Scan the records and identify every line in which the string "ramach" occurs, then return those lines.

■ ■ ■ ■ ■

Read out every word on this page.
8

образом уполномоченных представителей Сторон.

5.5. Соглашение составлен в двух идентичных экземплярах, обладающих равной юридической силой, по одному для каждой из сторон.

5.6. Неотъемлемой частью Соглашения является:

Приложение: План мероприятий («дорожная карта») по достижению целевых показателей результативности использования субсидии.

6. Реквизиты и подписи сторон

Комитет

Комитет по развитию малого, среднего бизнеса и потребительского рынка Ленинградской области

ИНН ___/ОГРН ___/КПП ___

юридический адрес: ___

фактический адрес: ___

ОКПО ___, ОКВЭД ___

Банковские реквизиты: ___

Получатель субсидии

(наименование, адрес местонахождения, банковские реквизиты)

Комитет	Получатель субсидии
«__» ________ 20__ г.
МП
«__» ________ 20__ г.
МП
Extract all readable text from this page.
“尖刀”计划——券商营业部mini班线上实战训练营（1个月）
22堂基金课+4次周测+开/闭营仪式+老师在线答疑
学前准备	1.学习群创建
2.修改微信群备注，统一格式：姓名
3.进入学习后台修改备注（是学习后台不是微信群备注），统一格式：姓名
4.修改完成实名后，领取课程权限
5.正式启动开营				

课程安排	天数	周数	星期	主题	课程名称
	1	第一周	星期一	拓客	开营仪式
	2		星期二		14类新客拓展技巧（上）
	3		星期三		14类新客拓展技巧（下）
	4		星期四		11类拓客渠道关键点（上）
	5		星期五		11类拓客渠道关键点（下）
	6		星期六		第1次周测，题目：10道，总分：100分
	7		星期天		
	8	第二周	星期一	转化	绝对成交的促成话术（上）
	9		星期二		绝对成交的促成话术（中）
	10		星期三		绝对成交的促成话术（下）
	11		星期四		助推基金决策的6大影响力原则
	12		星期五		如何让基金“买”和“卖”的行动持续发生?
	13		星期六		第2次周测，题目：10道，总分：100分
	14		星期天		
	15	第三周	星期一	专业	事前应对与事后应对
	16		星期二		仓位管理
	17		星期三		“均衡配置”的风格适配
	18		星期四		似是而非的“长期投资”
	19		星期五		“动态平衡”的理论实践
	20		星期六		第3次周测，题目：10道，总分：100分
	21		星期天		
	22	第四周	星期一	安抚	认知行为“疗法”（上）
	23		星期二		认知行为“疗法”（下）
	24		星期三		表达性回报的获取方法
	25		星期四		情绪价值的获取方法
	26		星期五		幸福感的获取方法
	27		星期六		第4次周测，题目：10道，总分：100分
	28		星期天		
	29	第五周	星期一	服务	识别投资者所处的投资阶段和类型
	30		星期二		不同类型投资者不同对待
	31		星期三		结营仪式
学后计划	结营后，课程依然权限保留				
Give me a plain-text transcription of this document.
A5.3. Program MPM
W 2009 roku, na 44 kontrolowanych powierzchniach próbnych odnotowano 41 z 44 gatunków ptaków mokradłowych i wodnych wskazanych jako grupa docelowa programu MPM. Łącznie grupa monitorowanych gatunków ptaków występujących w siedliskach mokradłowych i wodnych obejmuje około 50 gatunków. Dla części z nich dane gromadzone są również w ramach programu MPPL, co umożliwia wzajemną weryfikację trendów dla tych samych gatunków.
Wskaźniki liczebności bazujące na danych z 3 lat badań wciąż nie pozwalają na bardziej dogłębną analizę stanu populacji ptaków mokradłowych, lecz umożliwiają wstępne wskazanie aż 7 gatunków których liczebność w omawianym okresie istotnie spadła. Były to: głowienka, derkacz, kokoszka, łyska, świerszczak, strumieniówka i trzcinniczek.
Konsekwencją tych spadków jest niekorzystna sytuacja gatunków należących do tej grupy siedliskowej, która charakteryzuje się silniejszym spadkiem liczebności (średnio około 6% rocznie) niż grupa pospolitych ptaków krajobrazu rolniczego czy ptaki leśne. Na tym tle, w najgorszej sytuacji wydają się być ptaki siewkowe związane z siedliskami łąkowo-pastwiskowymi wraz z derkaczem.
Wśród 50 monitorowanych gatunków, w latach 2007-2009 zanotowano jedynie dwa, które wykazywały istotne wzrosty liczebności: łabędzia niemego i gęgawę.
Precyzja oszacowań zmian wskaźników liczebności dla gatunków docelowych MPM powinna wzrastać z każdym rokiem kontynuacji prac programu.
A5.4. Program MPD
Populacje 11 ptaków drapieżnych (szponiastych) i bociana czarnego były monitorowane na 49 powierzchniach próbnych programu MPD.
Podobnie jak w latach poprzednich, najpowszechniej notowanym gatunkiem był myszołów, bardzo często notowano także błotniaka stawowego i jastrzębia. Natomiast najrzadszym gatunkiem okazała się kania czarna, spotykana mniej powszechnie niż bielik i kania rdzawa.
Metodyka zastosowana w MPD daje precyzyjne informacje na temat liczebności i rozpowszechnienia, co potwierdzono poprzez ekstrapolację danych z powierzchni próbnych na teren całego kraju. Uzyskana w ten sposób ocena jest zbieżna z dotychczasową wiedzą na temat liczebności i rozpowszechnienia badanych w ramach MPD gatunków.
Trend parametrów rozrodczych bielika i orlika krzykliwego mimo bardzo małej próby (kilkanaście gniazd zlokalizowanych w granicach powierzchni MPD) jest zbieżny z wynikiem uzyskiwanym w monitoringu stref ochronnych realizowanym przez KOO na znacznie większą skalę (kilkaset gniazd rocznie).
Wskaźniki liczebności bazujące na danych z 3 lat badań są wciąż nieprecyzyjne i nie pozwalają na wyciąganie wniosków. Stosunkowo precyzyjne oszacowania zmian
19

■ ■ ■ ■ ■

▸ Answer to this task
W 2009 roku, na 44 kontrolowanych powierzchniach próbnych odnotowano 41 z 44 gatunków ptaków mokradłowych i wodnych wskazanych jako grupa docelowa programu MPM. Łącznie grupa monitorowanych gatunków ptaków występujących w siedliskach mokradłowych i wodnych obejmuje około 50 gatunków. Dla części z nich dane gromadzone są również w ramach programu MPPL, co umożliwia wzajemną weryfikację trendów dla tych samych gatunków.
Metodyka zastosowana w MPD daje precyzyjne informacje na temat liczebności i rozpowszechnienia, co potwierdzono poprzez ekstrapolację danych z powierzchni próbnych na teren całego kraju. Uzyskana w ten sposób ocena jest zbieżna z dotychczasową wiedzą na temat liczebności i rozpowszechnienia badanych w ramach MPD gatunków.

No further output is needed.